_What you need to do_. Output each line exactly as it appears, skipping any embedded picture.

(Dataset items)
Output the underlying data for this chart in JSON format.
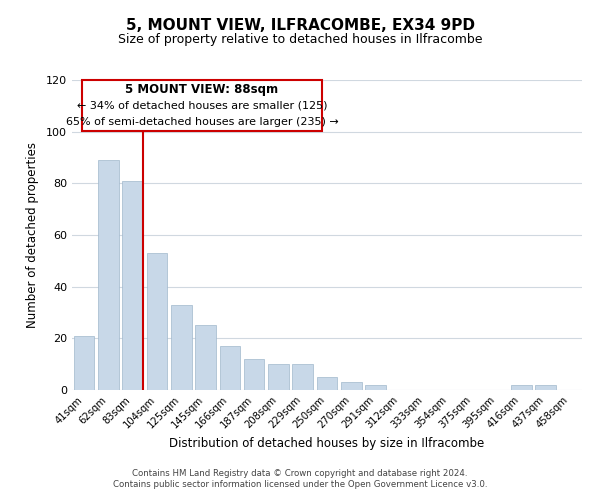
{
  "title": "5, MOUNT VIEW, ILFRACOMBE, EX34 9PD",
  "subtitle": "Size of property relative to detached houses in Ilfracombe",
  "xlabel": "Distribution of detached houses by size in Ilfracombe",
  "ylabel": "Number of detached properties",
  "bar_labels": [
    "41sqm",
    "62sqm",
    "83sqm",
    "104sqm",
    "125sqm",
    "145sqm",
    "166sqm",
    "187sqm",
    "208sqm",
    "229sqm",
    "250sqm",
    "270sqm",
    "291sqm",
    "312sqm",
    "333sqm",
    "354sqm",
    "375sqm",
    "395sqm",
    "416sqm",
    "437sqm",
    "458sqm"
  ],
  "bar_values": [
    21,
    89,
    81,
    53,
    33,
    25,
    17,
    12,
    10,
    10,
    5,
    3,
    2,
    0,
    0,
    0,
    0,
    0,
    2,
    2,
    0
  ],
  "bar_color": "#c8d8e8",
  "bar_edge_color": "#a0b8cc",
  "red_line_index": 2,
  "ylim": [
    0,
    120
  ],
  "yticks": [
    0,
    20,
    40,
    60,
    80,
    100,
    120
  ],
  "annotation_title": "5 MOUNT VIEW: 88sqm",
  "annotation_line1": "← 34% of detached houses are smaller (125)",
  "annotation_line2": "65% of semi-detached houses are larger (235) →",
  "annotation_box_color": "#ffffff",
  "annotation_box_edge_color": "#cc0000",
  "footer_line1": "Contains HM Land Registry data © Crown copyright and database right 2024.",
  "footer_line2": "Contains public sector information licensed under the Open Government Licence v3.0.",
  "background_color": "#ffffff",
  "grid_color": "#d0d8e0"
}
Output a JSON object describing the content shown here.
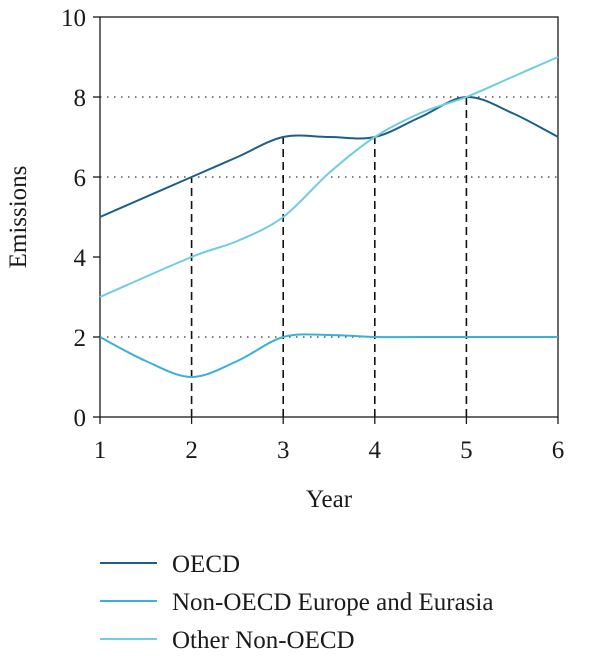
{
  "chart_data": {
    "type": "line",
    "xlabel": "Year",
    "ylabel": "Emissions",
    "xlim": [
      1,
      6
    ],
    "ylim": [
      0,
      10
    ],
    "x_ticks": [
      "1",
      "2",
      "3",
      "4",
      "5",
      "6"
    ],
    "y_ticks": [
      "0",
      "2",
      "4",
      "6",
      "8",
      "10"
    ],
    "grid": "dotted horizontal at y = 2, 6, 8",
    "drop_lines": "dashed vertical at x = 2, 3, 4, 5",
    "legend_position": "bottom",
    "series": [
      {
        "name": "OECD",
        "color": "#1d5f86",
        "x": [
          1,
          2,
          2.5,
          3,
          3.5,
          4,
          4.5,
          5,
          5.5,
          6
        ],
        "y": [
          5,
          6,
          6.5,
          7,
          7,
          7,
          7.5,
          8,
          7.6,
          7
        ]
      },
      {
        "name": "Non-OECD Europe and Eurasia",
        "color": "#3ab0dc",
        "x": [
          1,
          1.5,
          2,
          2.5,
          3,
          3.5,
          4,
          4.5,
          5,
          5.5,
          6
        ],
        "y": [
          2,
          1.4,
          1,
          1.4,
          2,
          2.05,
          2,
          2,
          2,
          2,
          2
        ]
      },
      {
        "name": "Other Non-OECD",
        "color": "#6ecde2",
        "x": [
          1,
          2,
          2.5,
          3,
          3.5,
          4,
          4.5,
          5,
          5.5,
          6
        ],
        "y": [
          3,
          4,
          4.4,
          5,
          6.1,
          7,
          7.6,
          8,
          8.5,
          9
        ]
      }
    ]
  }
}
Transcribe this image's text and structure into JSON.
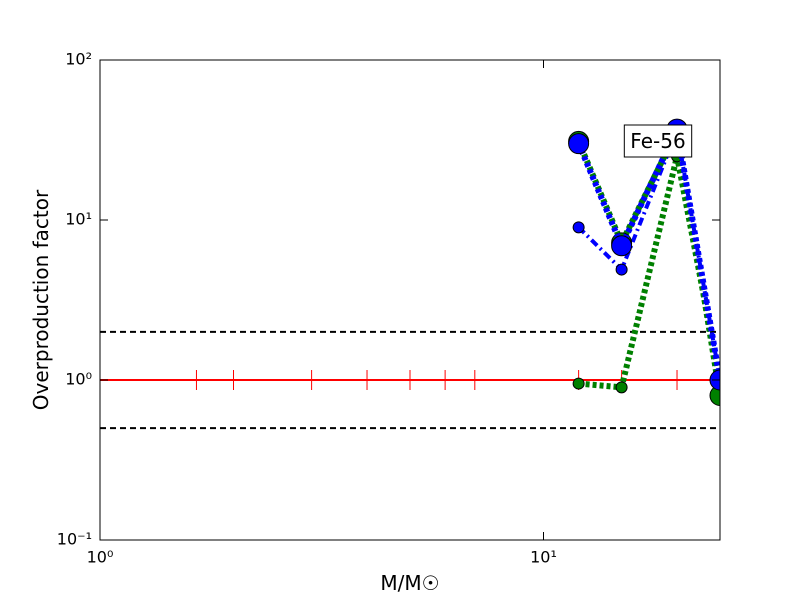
{
  "chart_data": {
    "type": "line",
    "x_label": "M/M☉",
    "y_label": "Overproduction factor",
    "annotation": "Fe-56",
    "xscale": "log",
    "yscale": "log",
    "xlim": [
      1,
      25
    ],
    "ylim": [
      0.1,
      100
    ],
    "xticks": [
      {
        "value": 1,
        "label": "10⁰"
      },
      {
        "value": 10,
        "label": "10¹"
      }
    ],
    "yticks": [
      {
        "value": 0.1,
        "label": "10⁻¹"
      },
      {
        "value": 1,
        "label": "10⁰"
      },
      {
        "value": 10,
        "label": "10¹"
      },
      {
        "value": 100,
        "label": "10²"
      }
    ],
    "hlines": [
      0.5,
      1,
      2
    ],
    "hline_color": "#000000",
    "series": [
      {
        "color": "#ff0000",
        "linestyle": "solid",
        "marker": "vbar",
        "x": [
          1,
          1.65,
          2,
          3,
          4,
          5,
          6,
          7,
          12,
          15,
          20,
          25
        ],
        "values": [
          1,
          1,
          1,
          1,
          1,
          1,
          1,
          1,
          1,
          1,
          1,
          1
        ]
      },
      {
        "color": "#008000",
        "linestyle": "dotted",
        "marker": "small",
        "x": [
          12,
          15,
          20,
          25
        ],
        "values": [
          0.95,
          0.9,
          25,
          1.0
        ]
      },
      {
        "color": "#0000ff",
        "linestyle": "dashdot",
        "marker": "small",
        "x": [
          12,
          15,
          20,
          25
        ],
        "values": [
          9.0,
          4.9,
          36,
          1.0
        ]
      },
      {
        "color": "#008000",
        "linestyle": "dotted",
        "marker": "large",
        "x": [
          12,
          15,
          20,
          25
        ],
        "values": [
          31,
          7.2,
          36,
          0.8
        ]
      },
      {
        "color": "#0000ff",
        "linestyle": "dotted",
        "marker": "large",
        "x": [
          12,
          15,
          20,
          25
        ],
        "values": [
          30,
          6.9,
          37,
          1.0
        ]
      }
    ]
  }
}
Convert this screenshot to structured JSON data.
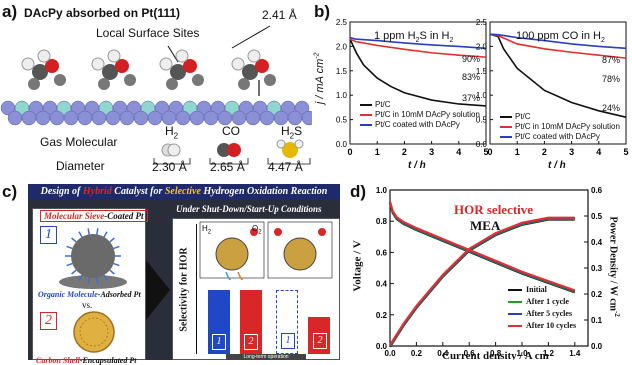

_Full answer_.
Output the underlying data for this chart in JSON format.
{
  "title": "5, MOUNT VIEW, ILFRACOMBE, EX34 9PD",
  "subtitle": "Size of property relative to detached houses in Ilfracombe",
  "xlabel": "Distribution of detached houses by size in Ilfracombe",
  "ylabel": "Number of detached properties",
  "bar_labels": [
    "41sqm",
    "62sqm",
    "83sqm",
    "104sqm",
    "125sqm",
    "145sqm",
    "166sqm",
    "187sqm",
    "208sqm",
    "229sqm",
    "250sqm",
    "270sqm",
    "291sqm",
    "312sqm",
    "333sqm",
    "354sqm",
    "375sqm",
    "395sqm",
    "416sqm",
    "437sqm",
    "458sqm"
  ],
  "bar_values": [
    21,
    89,
    81,
    53,
    33,
    25,
    17,
    12,
    10,
    10,
    5,
    3,
    2,
    0,
    0,
    0,
    0,
    0,
    2,
    2,
    0
  ],
  "bar_color": "#c8d8e8",
  "bar_edge_color": "#a0b8cc",
  "red_line_index": 2,
  "ylim": [
    0,
    120
  ],
  "yticks": [
    0,
    20,
    40,
    60,
    80,
    100,
    120
  ],
  "annotation_title": "5 MOUNT VIEW: 88sqm",
  "annotation_line1": "← 34% of detached houses are smaller (125)",
  "annotation_line2": "65% of semi-detached houses are larger (235) →",
  "annotation_box_color": "#ffffff",
  "annotation_box_edge_color": "#cc0000",
  "footer_line1": "Contains HM Land Registry data © Crown copyright and database right 2024.",
  "footer_line2": "Contains public sector information licensed under the Open Government Licence v3.0.",
  "background_color": "#ffffff",
  "grid_color": "#d0d8e0"
}
Output a JSON object describing the content shown here.
{
  "chart_data": {
    "type": "line",
    "xlabel": "Year",
    "ylabel": "Emissions",
    "xlim": [
      1,
      6
    ],
    "ylim": [
      0,
      10
    ],
    "x_ticks": [
      "1",
      "2",
      "3",
      "4",
      "5",
      "6"
    ],
    "y_ticks": [
      "0",
      "2",
      "4",
      "6",
      "8",
      "10"
    ],
    "grid": "dotted horizontal at y = 2, 6, 8",
    "drop_lines": "dashed vertical at x = 2, 3, 4, 5",
    "legend_position": "bottom",
    "series": [
      {
        "name": "OECD",
        "color": "#1d5f86",
        "x": [
          1,
          2,
          2.5,
          3,
          3.5,
          4,
          4.5,
          5,
          5.5,
          6
        ],
        "y": [
          5,
          6,
          6.5,
          7,
          7,
          7,
          7.5,
          8,
          7.6,
          7
        ]
      },
      {
        "name": "Non-OECD Europe and Eurasia",
        "color": "#3ab0dc",
        "x": [
          1,
          1.5,
          2,
          2.5,
          3,
          3.5,
          4,
          4.5,
          5,
          5.5,
          6
        ],
        "y": [
          2,
          1.4,
          1,
          1.4,
          2,
          2.05,
          2,
          2,
          2,
          2,
          2
        ]
      },
      {
        "name": "Other Non-OECD",
        "color": "#6ecde2",
        "x": [
          1,
          2,
          2.5,
          3,
          3.5,
          4,
          4.5,
          5,
          5.5,
          6
        ],
        "y": [
          3,
          4,
          4.4,
          5,
          6.1,
          7,
          7.6,
          8,
          8.5,
          9
        ]
      }
    ]
  }
}
Transcribe this image's text and structure into JSON.
{
  "chart_data": {
    "type": "line",
    "x_label": "M/M☉",
    "y_label": "Overproduction factor",
    "annotation": "Fe-56",
    "xscale": "log",
    "yscale": "log",
    "xlim": [
      1,
      25
    ],
    "ylim": [
      0.1,
      100
    ],
    "xticks": [
      {
        "value": 1,
        "label": "10⁰"
      },
      {
        "value": 10,
        "label": "10¹"
      }
    ],
    "yticks": [
      {
        "value": 0.1,
        "label": "10⁻¹"
      },
      {
        "value": 1,
        "label": "10⁰"
      },
      {
        "value": 10,
        "label": "10¹"
      },
      {
        "value": 100,
        "label": "10²"
      }
    ],
    "hlines": [
      0.5,
      1,
      2
    ],
    "hline_color": "#000000",
    "series": [
      {
        "color": "#ff0000",
        "linestyle": "solid",
        "marker": "vbar",
        "x": [
          1,
          1.65,
          2,
          3,
          4,
          5,
          6,
          7,
          12,
          15,
          20,
          25
        ],
        "values": [
          1,
          1,
          1,
          1,
          1,
          1,
          1,
          1,
          1,
          1,
          1,
          1
        ]
      },
      {
        "color": "#008000",
        "linestyle": "dotted",
        "marker": "small",
        "x": [
          12,
          15,
          20,
          25
        ],
        "values": [
          0.95,
          0.9,
          25,
          1.0
        ]
      },
      {
        "color": "#0000ff",
        "linestyle": "dashdot",
        "marker": "small",
        "x": [
          12,
          15,
          20,
          25
        ],
        "values": [
          9.0,
          4.9,
          36,
          1.0
        ]
      },
      {
        "color": "#008000",
        "linestyle": "dotted",
        "marker": "large",
        "x": [
          12,
          15,
          20,
          25
        ],
        "values": [
          31,
          7.2,
          36,
          0.8
        ]
      },
      {
        "color": "#0000ff",
        "linestyle": "dotted",
        "marker": "large",
        "x": [
          12,
          15,
          20,
          25
        ],
        "values": [
          30,
          6.9,
          37,
          1.0
        ]
      }
    ]
  }
}
Convert this screenshot to structured JSON data.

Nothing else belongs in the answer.